**Data to use:**

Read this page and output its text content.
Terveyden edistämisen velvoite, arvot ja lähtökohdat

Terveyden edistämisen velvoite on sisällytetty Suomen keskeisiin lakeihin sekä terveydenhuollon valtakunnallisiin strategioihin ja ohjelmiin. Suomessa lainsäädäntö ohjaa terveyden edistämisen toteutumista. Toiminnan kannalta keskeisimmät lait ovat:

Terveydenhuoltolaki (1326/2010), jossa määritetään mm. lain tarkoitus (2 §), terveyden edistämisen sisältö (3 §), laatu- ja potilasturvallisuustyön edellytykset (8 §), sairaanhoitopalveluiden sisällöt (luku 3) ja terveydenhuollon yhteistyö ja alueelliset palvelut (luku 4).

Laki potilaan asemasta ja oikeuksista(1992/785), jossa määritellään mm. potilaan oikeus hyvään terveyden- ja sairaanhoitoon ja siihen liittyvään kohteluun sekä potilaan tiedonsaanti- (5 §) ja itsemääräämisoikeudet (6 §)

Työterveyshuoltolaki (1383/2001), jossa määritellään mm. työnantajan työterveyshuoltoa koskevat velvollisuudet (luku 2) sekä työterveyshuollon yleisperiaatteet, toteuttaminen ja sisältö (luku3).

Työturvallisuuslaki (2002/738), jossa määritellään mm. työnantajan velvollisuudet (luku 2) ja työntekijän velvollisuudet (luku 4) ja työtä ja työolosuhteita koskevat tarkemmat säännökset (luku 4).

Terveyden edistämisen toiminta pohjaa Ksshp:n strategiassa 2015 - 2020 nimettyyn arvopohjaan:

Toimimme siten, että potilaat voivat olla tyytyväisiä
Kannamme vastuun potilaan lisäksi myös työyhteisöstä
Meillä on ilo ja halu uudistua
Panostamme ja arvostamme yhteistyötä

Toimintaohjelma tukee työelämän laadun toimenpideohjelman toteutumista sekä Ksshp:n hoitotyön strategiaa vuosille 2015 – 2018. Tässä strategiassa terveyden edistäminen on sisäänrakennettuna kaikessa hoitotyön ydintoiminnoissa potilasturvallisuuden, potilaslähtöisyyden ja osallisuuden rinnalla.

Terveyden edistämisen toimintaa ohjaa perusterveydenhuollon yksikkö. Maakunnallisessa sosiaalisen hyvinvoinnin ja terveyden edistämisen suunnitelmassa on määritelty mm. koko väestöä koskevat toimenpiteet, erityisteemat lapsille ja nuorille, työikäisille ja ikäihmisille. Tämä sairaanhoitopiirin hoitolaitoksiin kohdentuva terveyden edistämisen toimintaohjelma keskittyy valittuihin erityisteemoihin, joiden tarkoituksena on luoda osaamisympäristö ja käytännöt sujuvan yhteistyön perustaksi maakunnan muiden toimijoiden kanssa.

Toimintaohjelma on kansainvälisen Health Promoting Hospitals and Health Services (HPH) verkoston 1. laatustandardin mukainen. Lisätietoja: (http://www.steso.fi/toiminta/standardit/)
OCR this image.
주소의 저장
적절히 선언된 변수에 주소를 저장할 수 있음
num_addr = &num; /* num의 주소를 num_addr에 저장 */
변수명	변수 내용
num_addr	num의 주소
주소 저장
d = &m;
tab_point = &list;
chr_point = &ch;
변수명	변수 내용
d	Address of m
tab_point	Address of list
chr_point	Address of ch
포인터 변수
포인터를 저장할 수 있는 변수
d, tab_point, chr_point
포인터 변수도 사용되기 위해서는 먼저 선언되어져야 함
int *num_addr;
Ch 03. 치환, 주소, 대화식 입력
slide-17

**The exercise:** Output every entry shown above, exactly.

**Solved exercise:**
Read this page and output its text content.
Terveyden edistämisen velvoite, arvot ja lähtökohdat

Terveyden edistämisen velvoite on sisällytetty Suomen keskeisiin lakeihin sekä terveydenhuollon valtakunnallisiin strategioihin ja ohjelmiin. Suomessa lainsäädäntö ohjaa terveyden edistämisen toteutumista. Toiminnan kannalta keskeisimmät lait ovat:

Terveydenhuoltolaki (1326/2010), jossa määritetään mm. lain tarkoitus (2 §), terveyden edistämisen sisältö (3 §), laatu- ja potilasturvallisuustyön edellytykset (8 §), sairaanhoitopalveluiden sisällöt (luku 3) ja terveydenhuollon yhteistyö ja alueelliset palvelut (luku 4).

Laki potilaan asemasta ja oikeuksista(1992/785), jossa määritellään mm. potilaan oikeus hyvään terveyden- ja sairaanhoitoon ja siihen liittyvään kohteluun sekä potilaan tiedonsaanti- (5 §) ja itsemääräämisoikeudet (6 §)

Työterveyshuoltolaki (1383/2001), jossa määritellään mm. työnantajan työterveyshuoltoa koskevat velvollisuudet (luku 2) sekä työterveyshuollon yleisperiaatteet, toteuttaminen ja sisältö (luku3).

Työturvallisuuslaki (2002/738), jossa määritellään mm. työnantajan velvollisuudet (luku 2) ja työntekijän velvollisuudet (luku 4) ja työtä ja työolosuhteita koskevat tarkemmat säännökset (luku 4).

Terveyden edistämisen toiminta pohjaa Ksshp:n strategiassa 2015 - 2020 nimettyyn arvopohjaan:

Toimimme siten, että potilaat voivat olla tyytyväisiä
Kannamme vastuun potilaan lisäksi myös työyhteisöstä
Meillä on ilo ja halu uudistua
Panostamme ja arvostamme yhteistyötä

Toimintaohjelma tukee työelämän laadun toimenpideohjelman toteutumista sekä Ksshp:n hoitotyön strategiaa vuosille 2015 – 2018. Tässä strategiassa terveyden edistäminen on sisäänrakennettuna kaikessa hoitotyön ydintoiminnoissa potilasturvallisuuden, potilaslähtöisyyden ja osallisuuden rinnalla.

Terveyden edistämisen toimintaa ohjaa perusterveydenhuollon yksikkö. Maakunnallisessa sosiaalisen hyvinvoinnin ja terveyden edistämisen suunnitelmassa on määritelty mm. koko väestöä koskevat toimenpiteet, erityisteemat lapsille ja nuorille, työikäisille ja ikäihmisille. Tämä sairaanhoitopiirin hoitolaitoksiin kohdentuva terveyden edistämisen toimintaohjelma keskittyy valittuihin erityisteemoihin, joiden tarkoituksena on luoda osaamisympäristö ja käytännöt sujuvan yhteistyön perustaksi maakunnan muiden toimijoiden kanssa.

Toimintaohjelma on kansainvälisen Health Promoting Hospitals and Health Services (HPH) verkoston 1. laatustandardin mukainen. Lisätietoja: (http://www.steso.fi/toiminta/standardit/)
OCR this image.
주소의 저장
적절히 선언된 변수에 주소를 저장할 수 있음
num_addr = &num; /* num의 주소를 num_addr에 저장 */
변수명	변수 내용
num_addr	num의 주소
주소 저장
d = &m;
tab_point = &list;
chr_point = &ch;
변수명	변수 내용
d	Address of m
tab_point	Address of list
chr_point	Address of ch
포인터 변수
포인터를 저장할 수 있는 변수
d, tab_point, chr_point
포인터 변수도 사용되기 위해서는 먼저 선언되어져야 함
int *num_addr;
Ch 03. 치환, 주소, 대화식 입력
slide-17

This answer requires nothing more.